[start of AVAILABLE RECORDS]

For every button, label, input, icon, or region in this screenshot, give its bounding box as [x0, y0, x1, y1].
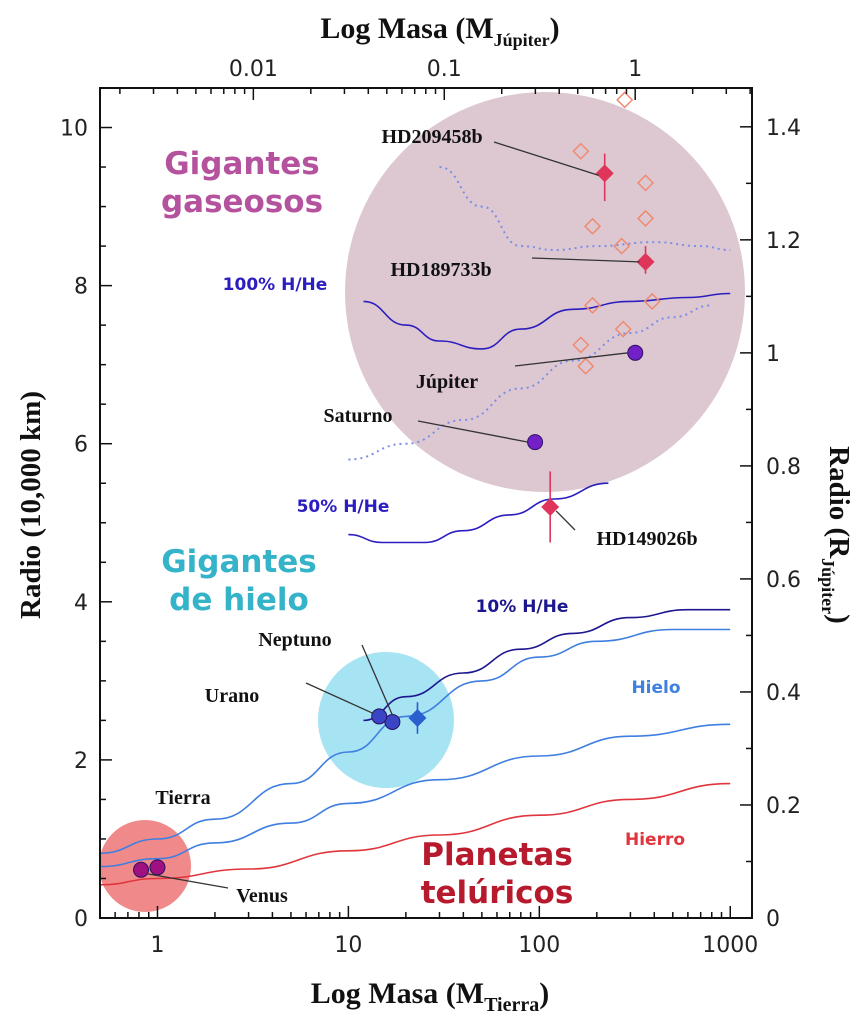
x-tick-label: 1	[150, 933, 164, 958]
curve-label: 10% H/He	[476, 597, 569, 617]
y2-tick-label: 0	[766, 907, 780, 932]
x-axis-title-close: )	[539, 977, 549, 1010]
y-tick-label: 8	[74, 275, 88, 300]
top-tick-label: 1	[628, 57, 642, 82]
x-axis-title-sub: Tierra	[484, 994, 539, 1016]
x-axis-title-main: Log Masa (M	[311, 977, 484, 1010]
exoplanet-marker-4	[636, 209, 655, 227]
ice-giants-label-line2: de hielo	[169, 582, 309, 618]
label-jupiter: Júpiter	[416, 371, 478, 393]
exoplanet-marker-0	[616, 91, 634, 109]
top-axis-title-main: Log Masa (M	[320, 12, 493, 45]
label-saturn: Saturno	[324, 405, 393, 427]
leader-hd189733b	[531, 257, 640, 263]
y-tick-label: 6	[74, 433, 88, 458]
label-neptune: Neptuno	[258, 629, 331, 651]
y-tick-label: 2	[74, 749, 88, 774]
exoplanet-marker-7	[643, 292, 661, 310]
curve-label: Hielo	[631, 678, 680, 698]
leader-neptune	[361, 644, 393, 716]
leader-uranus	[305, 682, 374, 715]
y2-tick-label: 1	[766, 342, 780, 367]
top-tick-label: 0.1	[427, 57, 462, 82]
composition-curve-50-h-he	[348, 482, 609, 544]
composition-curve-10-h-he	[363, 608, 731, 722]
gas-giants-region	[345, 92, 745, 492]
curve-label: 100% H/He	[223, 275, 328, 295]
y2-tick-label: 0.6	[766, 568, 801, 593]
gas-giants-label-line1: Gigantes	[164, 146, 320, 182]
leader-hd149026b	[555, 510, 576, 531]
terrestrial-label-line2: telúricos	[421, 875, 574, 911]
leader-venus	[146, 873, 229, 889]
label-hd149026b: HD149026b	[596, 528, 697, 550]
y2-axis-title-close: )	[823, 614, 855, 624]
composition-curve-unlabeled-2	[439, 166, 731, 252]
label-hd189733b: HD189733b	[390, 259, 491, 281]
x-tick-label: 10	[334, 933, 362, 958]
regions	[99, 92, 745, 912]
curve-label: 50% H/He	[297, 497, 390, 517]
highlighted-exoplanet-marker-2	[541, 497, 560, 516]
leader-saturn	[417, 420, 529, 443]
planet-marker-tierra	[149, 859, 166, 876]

[end of AVAILABLE RECORDS]

▶ [SHORT PROBLEM]: Copy out every line of the rows above without changing a character, and leave the pictures out.

▶ [EXERCISE OUTPUT]:
For every button, label, input, icon, or region in this screenshot, give its bounding box as [x0, y0, x1, y1].
x-tick-label: 1	[150, 933, 164, 958]
curve-label: 10% H/He	[476, 597, 569, 617]
y2-tick-label: 0	[766, 907, 780, 932]
x-axis-title-close: )	[539, 977, 549, 1010]
y-tick-label: 8	[74, 275, 88, 300]
top-tick-label: 1	[628, 57, 642, 82]
x-axis-title-sub: Tierra	[484, 994, 539, 1016]
x-axis-title-main: Log Masa (M	[311, 977, 484, 1010]
exoplanet-marker-4	[636, 209, 655, 227]
ice-giants-label-line2: de hielo	[169, 582, 309, 618]
label-jupiter: Júpiter	[416, 371, 478, 393]
exoplanet-marker-0	[616, 91, 634, 109]
top-axis-title-main: Log Masa (M	[320, 12, 493, 45]
label-saturn: Saturno	[324, 405, 393, 427]
leader-hd189733b	[531, 257, 640, 263]
y-tick-label: 6	[74, 433, 88, 458]
label-neptune: Neptuno	[258, 629, 331, 651]
y-tick-label: 2	[74, 749, 88, 774]
exoplanet-marker-7	[643, 292, 661, 310]
curve-label: Hielo	[631, 678, 680, 698]
leader-neptune	[361, 644, 393, 716]
leader-uranus	[305, 682, 374, 715]
y2-tick-label: 1	[766, 342, 780, 367]
top-tick-label: 0.1	[427, 57, 462, 82]
composition-curve-50-h-he	[348, 482, 609, 544]
composition-curve-10-h-he	[363, 608, 731, 722]
gas-giants-region	[345, 92, 745, 492]
curve-label: 100% H/He	[223, 275, 328, 295]
y2-tick-label: 0.6	[766, 568, 801, 593]
gas-giants-label-line1: Gigantes	[164, 146, 320, 182]
leader-hd149026b	[555, 510, 576, 531]
terrestrial-label-line2: telúricos	[421, 875, 574, 911]
leader-venus	[146, 873, 229, 889]
label-hd149026b: HD149026b	[596, 528, 697, 550]
y2-axis-title-close: )	[823, 614, 855, 624]
composition-curve-unlabeled-2	[439, 166, 731, 252]
label-hd189733b: HD189733b	[390, 259, 491, 281]
x-tick-label: 10	[334, 933, 362, 958]
regions	[99, 92, 745, 912]
curve-label: 50% H/He	[297, 497, 390, 517]
highlighted-exoplanet-marker-2	[541, 497, 560, 516]
leader-saturn	[417, 420, 529, 443]
planet-marker-tierra	[149, 859, 166, 876]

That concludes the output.